(Records from a collection)
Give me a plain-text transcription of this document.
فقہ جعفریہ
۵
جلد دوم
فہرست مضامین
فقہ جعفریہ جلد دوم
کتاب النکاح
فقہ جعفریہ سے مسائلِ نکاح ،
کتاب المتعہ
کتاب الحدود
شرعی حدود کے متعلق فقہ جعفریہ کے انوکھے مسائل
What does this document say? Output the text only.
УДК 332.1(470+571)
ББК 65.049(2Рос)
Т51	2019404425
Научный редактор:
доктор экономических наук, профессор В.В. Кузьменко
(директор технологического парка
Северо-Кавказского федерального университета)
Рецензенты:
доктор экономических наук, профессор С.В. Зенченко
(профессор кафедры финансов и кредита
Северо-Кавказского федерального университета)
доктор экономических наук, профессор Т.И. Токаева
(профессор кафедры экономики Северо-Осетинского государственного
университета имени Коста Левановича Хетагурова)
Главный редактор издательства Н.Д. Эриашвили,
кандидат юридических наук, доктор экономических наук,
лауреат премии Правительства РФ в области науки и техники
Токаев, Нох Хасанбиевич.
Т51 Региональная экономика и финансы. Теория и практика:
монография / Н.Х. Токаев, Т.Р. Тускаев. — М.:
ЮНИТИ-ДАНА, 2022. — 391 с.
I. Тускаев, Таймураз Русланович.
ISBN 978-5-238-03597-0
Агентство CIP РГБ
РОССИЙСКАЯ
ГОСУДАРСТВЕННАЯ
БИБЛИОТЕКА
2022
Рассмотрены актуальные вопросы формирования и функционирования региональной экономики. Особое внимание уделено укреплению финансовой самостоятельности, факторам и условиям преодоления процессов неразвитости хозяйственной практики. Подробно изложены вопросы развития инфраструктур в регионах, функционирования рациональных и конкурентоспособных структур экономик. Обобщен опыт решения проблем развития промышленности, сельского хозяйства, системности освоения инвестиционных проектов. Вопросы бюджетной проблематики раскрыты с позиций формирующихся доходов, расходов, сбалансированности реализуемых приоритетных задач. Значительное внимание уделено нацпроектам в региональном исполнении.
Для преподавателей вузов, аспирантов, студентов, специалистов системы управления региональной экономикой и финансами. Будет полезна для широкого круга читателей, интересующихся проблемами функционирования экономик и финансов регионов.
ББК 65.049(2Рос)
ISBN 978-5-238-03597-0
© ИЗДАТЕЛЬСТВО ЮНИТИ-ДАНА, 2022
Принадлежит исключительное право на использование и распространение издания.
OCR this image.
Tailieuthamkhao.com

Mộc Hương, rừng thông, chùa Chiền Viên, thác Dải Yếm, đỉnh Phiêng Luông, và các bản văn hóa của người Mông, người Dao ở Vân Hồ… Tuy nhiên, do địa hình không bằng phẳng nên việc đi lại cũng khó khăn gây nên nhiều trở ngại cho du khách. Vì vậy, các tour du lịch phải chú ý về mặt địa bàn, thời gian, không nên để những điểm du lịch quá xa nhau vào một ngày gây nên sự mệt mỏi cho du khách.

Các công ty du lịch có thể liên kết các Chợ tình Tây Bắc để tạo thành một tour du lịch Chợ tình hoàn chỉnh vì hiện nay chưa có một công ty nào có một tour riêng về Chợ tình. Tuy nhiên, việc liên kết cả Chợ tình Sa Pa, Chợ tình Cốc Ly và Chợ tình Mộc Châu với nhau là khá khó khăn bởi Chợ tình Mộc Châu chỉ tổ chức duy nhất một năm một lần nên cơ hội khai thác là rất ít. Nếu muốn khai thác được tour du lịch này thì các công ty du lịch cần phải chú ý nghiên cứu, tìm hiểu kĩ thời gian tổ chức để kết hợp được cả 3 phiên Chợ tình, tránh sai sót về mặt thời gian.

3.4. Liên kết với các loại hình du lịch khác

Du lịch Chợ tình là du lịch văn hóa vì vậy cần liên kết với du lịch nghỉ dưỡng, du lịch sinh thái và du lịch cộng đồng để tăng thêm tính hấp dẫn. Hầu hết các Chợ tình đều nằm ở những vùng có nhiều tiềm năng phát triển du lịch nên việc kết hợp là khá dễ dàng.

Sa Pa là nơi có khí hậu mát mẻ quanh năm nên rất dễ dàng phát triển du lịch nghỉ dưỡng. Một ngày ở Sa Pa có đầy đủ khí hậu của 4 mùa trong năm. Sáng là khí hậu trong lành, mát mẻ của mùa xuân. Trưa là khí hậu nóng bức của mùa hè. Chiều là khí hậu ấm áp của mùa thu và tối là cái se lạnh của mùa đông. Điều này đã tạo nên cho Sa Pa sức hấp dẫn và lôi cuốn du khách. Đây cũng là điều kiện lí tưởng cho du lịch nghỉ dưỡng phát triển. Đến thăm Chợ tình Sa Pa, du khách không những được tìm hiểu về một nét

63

### What is needed
Filter the records for lines holding the string "экономических". Copy each one.

### Final result
доктор экономических наук, профессор В.В. Кузьменко
доктор экономических наук, профессор С.В. Зенченко
доктор экономических наук, профессор Т.И. Токаева
кандидат юридических наук, доктор экономических наук,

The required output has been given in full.